> Requirements: Exclude the pictures, then copy all remaining records exactly.

------------------------------------------------------------

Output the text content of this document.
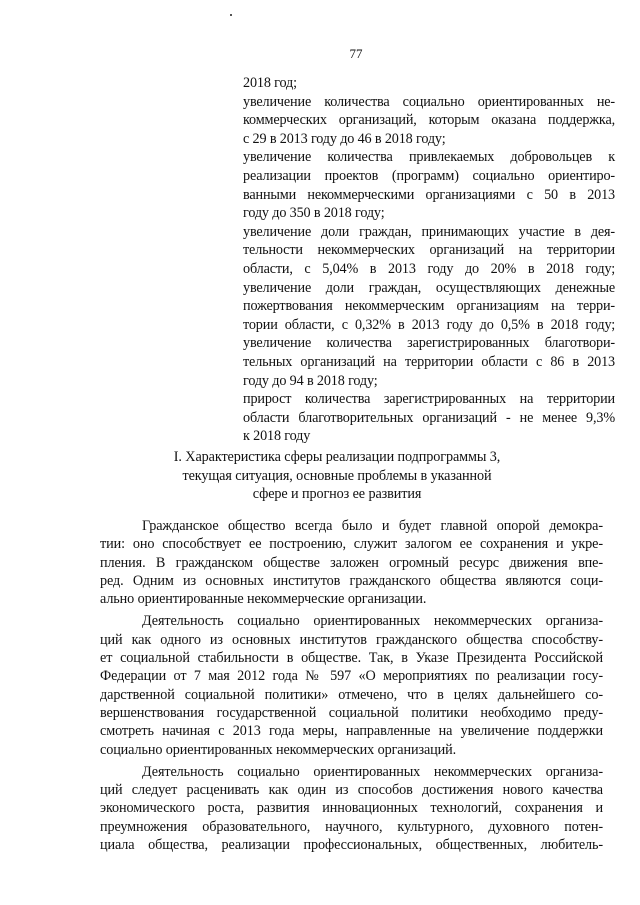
77
2018 год;
увеличение количества социально ориентированных не-
коммерческих организаций, которым оказана поддержка,
с 29 в 2013 году до 46 в 2018 году;
увеличение количества привлекаемых добровольцев к
реализации проектов (программ) социально ориентиро-
ванными некоммерческими организациями с 50 в 2013
году до 350 в 2018 году;
увеличение доли граждан, принимающих участие в дея-
тельности некоммерческих организаций на территории
области, с 5,04% в 2013 году до 20% в 2018 году;
увеличение доли граждан, осуществляющих денежные
пожертвования некоммерческим организациям на терри-
тории области, с 0,32% в 2013 году до 0,5% в 2018 году;
увеличение количества зарегистрированных благотвори-
тельных организаций на территории области с 86 в 2013
году до 94 в 2018 году;
прирост количества зарегистрированных на территории
области благотворительных организаций - не менее 9,3%
к 2018 году
I. Характеристика сферы реализации подпрограммы 3,
текущая ситуация, основные проблемы в указанной
сфере и прогноз ее развития
Гражданское общество всегда было и будет главной опорой демокра-
тии: оно способствует ее построению, служит залогом ее сохранения и укре-
пления. В гражданском обществе заложен огромный ресурс движения впе-
ред. Одним из основных институтов гражданского общества являются соци-
ально ориентированные некоммерческие организации.
Деятельность социально ориентированных некоммерческих организа-
ций как одного из основных институтов гражданского общества способству-
ет социальной стабильности в обществе. Так, в Указе Президента Российской
Федерации от 7 мая 2012 года № 597 «О мероприятиях по реализации госу-
дарственной социальной политики» отмечено, что в целях дальнейшего со-
вершенствования государственной социальной политики необходимо преду-
смотреть начиная с 2013 года меры, направленные на увеличение поддержки
социально ориентированных некоммерческих организаций.
Деятельность социально ориентированных некоммерческих организа-
ций следует расценивать как один из способов достижения нового качества
экономического роста, развития инновационных технологий, сохранения и
преумножения образовательного, научного, культурного, духовного потен-
циала общества, реализации профессиональных, общественных, любитель-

------------------------------------------------------------

> Output of the exercise:
Output the text content of this document.
77
2018 год;
увеличение количества социально ориентированных не-
коммерческих организаций, которым оказана поддержка,
с 29 в 2013 году до 46 в 2018 году;
увеличение количества привлекаемых добровольцев к
реализации проектов (программ) социально ориентиро-
ванными некоммерческими организациями с 50 в 2013
году до 350 в 2018 году;
увеличение доли граждан, принимающих участие в дея-
тельности некоммерческих организаций на территории
области, с 5,04% в 2013 году до 20% в 2018 году;
увеличение доли граждан, осуществляющих денежные
пожертвования некоммерческим организациям на терри-
тории области, с 0,32% в 2013 году до 0,5% в 2018 году;
увеличение количества зарегистрированных благотвори-
тельных организаций на территории области с 86 в 2013
году до 94 в 2018 году;
прирост количества зарегистрированных на территории
области благотворительных организаций - не менее 9,3%
к 2018 году
I. Характеристика сферы реализации подпрограммы 3,
текущая ситуация, основные проблемы в указанной
сфере и прогноз ее развития
Гражданское общество всегда было и будет главной опорой демокра-
тии: оно способствует ее построению, служит залогом ее сохранения и укре-
пления. В гражданском обществе заложен огромный ресурс движения впе-
ред. Одним из основных институтов гражданского общества являются соци-
ально ориентированные некоммерческие организации.
Деятельность социально ориентированных некоммерческих организа-
ций как одного из основных институтов гражданского общества способству-
ет социальной стабильности в обществе. Так, в Указе Президента Российской
Федерации от 7 мая 2012 года № 597 «О мероприятиях по реализации госу-
дарственной социальной политики» отмечено, что в целях дальнейшего со-
вершенствования государственной социальной политики необходимо преду-
смотреть начиная с 2013 года меры, направленные на увеличение поддержки
социально ориентированных некоммерческих организаций.
Деятельность социально ориентированных некоммерческих организа-
ций следует расценивать как один из способов достижения нового качества
экономического роста, развития инновационных технологий, сохранения и
преумножения образовательного, научного, культурного, духовного потен-
циала общества, реализации профессиональных, общественных, любитель-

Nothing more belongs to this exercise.